Exercises to complete:
1 > Answer these questions using the LanceDB excerpt.
(a) What is the Tier 2 perceptual hash used for?
(b) What concurrency value does the backfill call pass?
(c) Which base model is fine-tuned?
2 > Copy the part of the LanceDB excerpt that runs from "Adding a new" to "the QLoRA method.".
3 > Carry on the LanceDB excerpt, starting right after its final sentence.

Selection:
□ □ □ □

From the user’s perspective, this fast path is exposed through a convenient abstraction: LanceDB’s Permutation API, which lets AI engineers express shuffled, projected, random-access reads without dropping down to the format internals. We’ll put it to work when we wire up the training loop later in the post.

Benefit 3: Iterating on the feature is fast

A multimodal dataset rarely stays still for long. Feature engineering work starts with something trivial like counting OCR tokens (a CPU function that runs in seconds), then grows into something heavy like running a frozen vision tower over the whole corpus on a GPU. The cheap end is easy to script, but the expensive end is where iteration slows down, because now you’re hand-rolling batching, GPU placement, checkpointing, and retries just to compute one column.

Benefit 1 showed how the Lance format makes backfilling into new columns cheap, but something still needs to compute the values. Geneva provides that engine. You define a feature as a Python UDF, and the same abstraction works whether it’s a one-line CPU function or a stateful class that lazy-loads a model onto the GPU:

import pyarrow as pa
from geneva.transformer import udf

@udf(data_type=pa.int32(), input_columns=["ocr_tokens"])
def ocr_token_count(ocr_tokens: list[str] | None) -> int:    # Tier 1: CPU, runs in seconds
    return len(ocr_tokens) if ocr_tokens else 0

@udf(data_type=pa.list_(pa.float16(), 400 * 2048), input_columns=["image"])
class VisionTowerEmbedder:                                   # Tier 3: loads Qwen's ViT on GPU
    def __call__(self, image: bytes) -> list[float]:
        ...   # decode -> frozen vision tower -> fp16[400, 2048]

To materialize a new column, we register the UDF on the table and let Geneva run the backfill across the corpus, distributing the work, checkpointing progress, and scaling concurrency so we don’t have to:

import geneva

g = geneva.connect("data")
table = g.open_table("textvqa")

table.add_columns({"vision_tower_hiddens": VisionTowerEmbedder})
table.backfill("vision_tower_hiddens", concurrency=8)

Using these patterns, you can easily define transforms from the cheap Tier 1 text columns used to curate a training slice, through a Tier 2 perceptual hash for near-duplicate detection, all the way to the Tier 3 GPU embeddings the training loop reads.

Adding a new feature means writing one function and running its backfill, not standing up a new pipeline, and that’s what keeps experiment turnaround short.

How fine-tuning is done

Let’s briefly go over the fine-tuning task that’s enabled by the steps above. TextVQA is a harder variant of conventional visual question answering: the model has to answer questions about text that appears inside the image, for example:

The airline or brand name on a sugar packet
The time on a phone screen

The task expects the model to actually reason over the image and its textual contents rather than just recognize the objects in it. The base model we’ll use is Qwen2.5-VL-3B-Instruct, and our goal is to improve its performance by fine-tuning it with the QLoRA method.

A single TextVQA row contains both the raw example used for exploration and the derived columns the training loop consumes. Geneva backfills the expensive features once, then the Permutation API reads only the columns needed for each shuffled batch.

□ □ □ □

Records provided:
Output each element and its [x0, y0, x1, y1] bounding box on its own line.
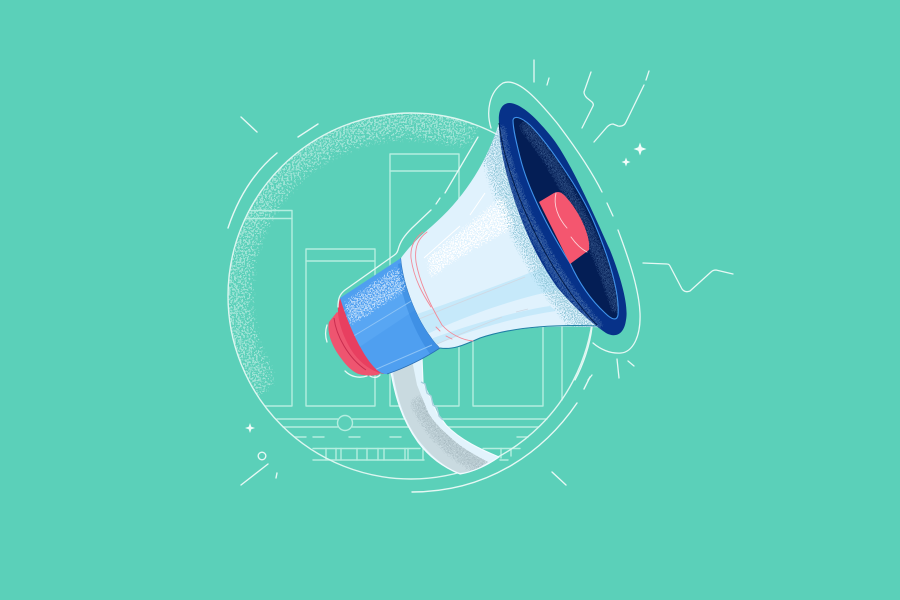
mouth interior [513, 117, 618, 319]
red end cap [328, 298, 384, 376]
ticks above mouth [533, 60, 535, 82]
icon: sparkle bottom left [245, 423, 255, 433]
street lines [277, 416, 547, 460]
lightning line two [594, 71, 649, 142]
horn bottom edge [440, 326, 598, 349]
megaphone [328, 103, 627, 474]
arc outline around horn [326, 82, 640, 380]
megaphone infographic illustration [227, 59, 734, 493]
decorative line accents around circle [228, 117, 590, 492]
lightning line one [582, 72, 593, 128]
white stipple on horn [426, 196, 514, 278]
road, bars and background lines [246, 154, 562, 460]
horn lower band [428, 306, 556, 345]
horn dark edge [499, 123, 597, 325]
pink collar lines [411, 232, 473, 341]
blue barrel [340, 258, 442, 374]
grain near mouth [496, 123, 604, 338]
icon: sparkle large [634, 142, 646, 156]
rim grain [499, 125, 600, 330]
icon: sparkle small [622, 158, 630, 166]
red speaker core [539, 192, 589, 264]
sound lines [534, 60, 733, 378]
mouth rim [499, 103, 627, 335]
horn light band [417, 267, 559, 334]
interior grain [522, 122, 619, 312]
large outline circle [228, 113, 594, 479]
bar chart [246, 154, 562, 406]
wave line [643, 263, 733, 292]
horn highlights and shade lines [412, 277, 528, 345]
ticks under mouth [617, 359, 619, 378]
handle [391, 358, 499, 474]
stipple texture inside circle [229, 116, 478, 397]
cone horn [401, 123, 612, 349]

□ □ □ □

Per-task answers:
1 >
(a) Near-duplicate detection.
(b) 8.
(c) Qwen2.5-VL-3B-Instruct.

2 >
Adding a new feature means writing one function and running its backfill, not standing up a new pipeline, and that’s what keeps experiment turnaround short.

How fine-tuning is done

Let’s briefly go over the fine-tuning task that’s enabled by the steps above. TextVQA is a harder variant of conventional visual question answering: the model has to answer questions about text that appears inside the image, for example:

The airline or brand name on a sugar packet
The time on a phone screen

The task expects the model to actually reason over the image and its textual contents rather than just recognize the objects in it. The base model we’ll use is Qwen2.5-VL-3B-Instruct, and our goal is to improve its performance by fine-tuning it with the QLoRA method.

3 >
Keeping fine-tuning small with QLoRA

Fine-tuning a model this size the naive way means updating all of its billions of weights, which needs a matching amount of GPU memory. QLoRA gets around that on two fronts. LoRA (Low-Rank Adaptation) freezes the base model and trains only a small set of low-rank adapter matrices inserted into the language model’s attention projections, so we update a tiny fraction of the weights.

The “Q” (quantized LoRA) loads that frozen base in 4-bit precision, shrinking its memory footprint further. Together they bring a 3B vision-language model within reach of a single small GPU, around 5 GB of VRAM in this example.

From the table into the model

The vision tower stays frozen throughout fine-tuning, which is exactly why we could materialize its output ahead of time. So we take it out of the training model altogether and load only the 4-bit quantized language model with its LoRA adapters.

Each training step pulls a shuffled batch of the materialized columns through LanceDB’s Permutation API, the abstraction we mentioned in Benefit 2. It gives AI engineers a simple way to express shuffled, projected reads, while underneath it leans on everything the Lance format provides: fixed-size list columns fetched by offset and streamed to the GPU as Arrow batches, with no row groups to re-decode and no per-row Python overhead.

from lancedb.permutation import Permutation

perm = (
    Permutation.identity(table)
    .select_columns(["vision_tower_hiddens", "input_ids", "attention_mask", "labels"])
    .with_format("arrow")
)

This yields a stream of Arrow record batches, one per step. A small collate function turns each batch into the tensors the model expects, reshaping the flat vision_tower_hiddens back into [batch, 400, 2048] and converting the token columns into integer tensors:

import torch

def collate(batch):                      # batch: a pa.RecordBatch from the Permutation
    n = batch.num_rows
    vision = batch.column("vision_tower_hiddens").values.to_numpy(zero_copy_only=False)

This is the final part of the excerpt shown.